>>>
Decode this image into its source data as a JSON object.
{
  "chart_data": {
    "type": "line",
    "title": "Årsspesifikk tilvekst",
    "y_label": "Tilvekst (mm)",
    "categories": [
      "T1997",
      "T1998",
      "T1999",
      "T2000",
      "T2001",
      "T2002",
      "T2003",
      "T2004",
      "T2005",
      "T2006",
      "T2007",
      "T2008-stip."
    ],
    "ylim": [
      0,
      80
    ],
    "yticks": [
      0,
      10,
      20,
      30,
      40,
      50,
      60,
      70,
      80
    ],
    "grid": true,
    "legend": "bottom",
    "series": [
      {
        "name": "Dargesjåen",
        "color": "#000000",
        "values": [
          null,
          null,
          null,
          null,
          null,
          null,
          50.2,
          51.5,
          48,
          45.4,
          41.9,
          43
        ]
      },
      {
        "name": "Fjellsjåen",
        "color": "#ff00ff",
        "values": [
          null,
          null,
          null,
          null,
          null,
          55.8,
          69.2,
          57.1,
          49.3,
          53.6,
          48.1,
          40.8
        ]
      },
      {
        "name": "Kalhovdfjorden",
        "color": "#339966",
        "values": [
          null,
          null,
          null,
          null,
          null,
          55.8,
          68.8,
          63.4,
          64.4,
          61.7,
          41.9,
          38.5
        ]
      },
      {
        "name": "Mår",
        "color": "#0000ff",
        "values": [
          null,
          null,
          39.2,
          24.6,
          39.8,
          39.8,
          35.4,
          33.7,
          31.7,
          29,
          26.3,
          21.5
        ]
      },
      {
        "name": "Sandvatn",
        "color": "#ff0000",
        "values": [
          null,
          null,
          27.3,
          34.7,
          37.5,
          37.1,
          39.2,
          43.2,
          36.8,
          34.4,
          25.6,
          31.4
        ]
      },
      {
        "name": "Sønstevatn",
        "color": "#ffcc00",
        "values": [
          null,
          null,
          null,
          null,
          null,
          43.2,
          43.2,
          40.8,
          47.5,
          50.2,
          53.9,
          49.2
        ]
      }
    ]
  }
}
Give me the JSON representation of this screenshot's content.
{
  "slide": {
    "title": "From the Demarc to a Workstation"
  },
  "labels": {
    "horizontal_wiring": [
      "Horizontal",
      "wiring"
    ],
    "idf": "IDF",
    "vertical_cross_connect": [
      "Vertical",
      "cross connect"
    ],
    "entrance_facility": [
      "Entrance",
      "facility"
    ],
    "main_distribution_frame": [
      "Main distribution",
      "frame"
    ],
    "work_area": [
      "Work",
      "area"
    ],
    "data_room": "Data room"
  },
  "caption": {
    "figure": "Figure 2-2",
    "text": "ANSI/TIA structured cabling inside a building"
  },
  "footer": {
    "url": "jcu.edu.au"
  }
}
<<<
* _Task to complete_
Which lines include the word "title"? List them all.

* _Exercise answer_
    "title": "Årsspesifikk tilvekst",
    "title": "From the Demarc to a Workstation"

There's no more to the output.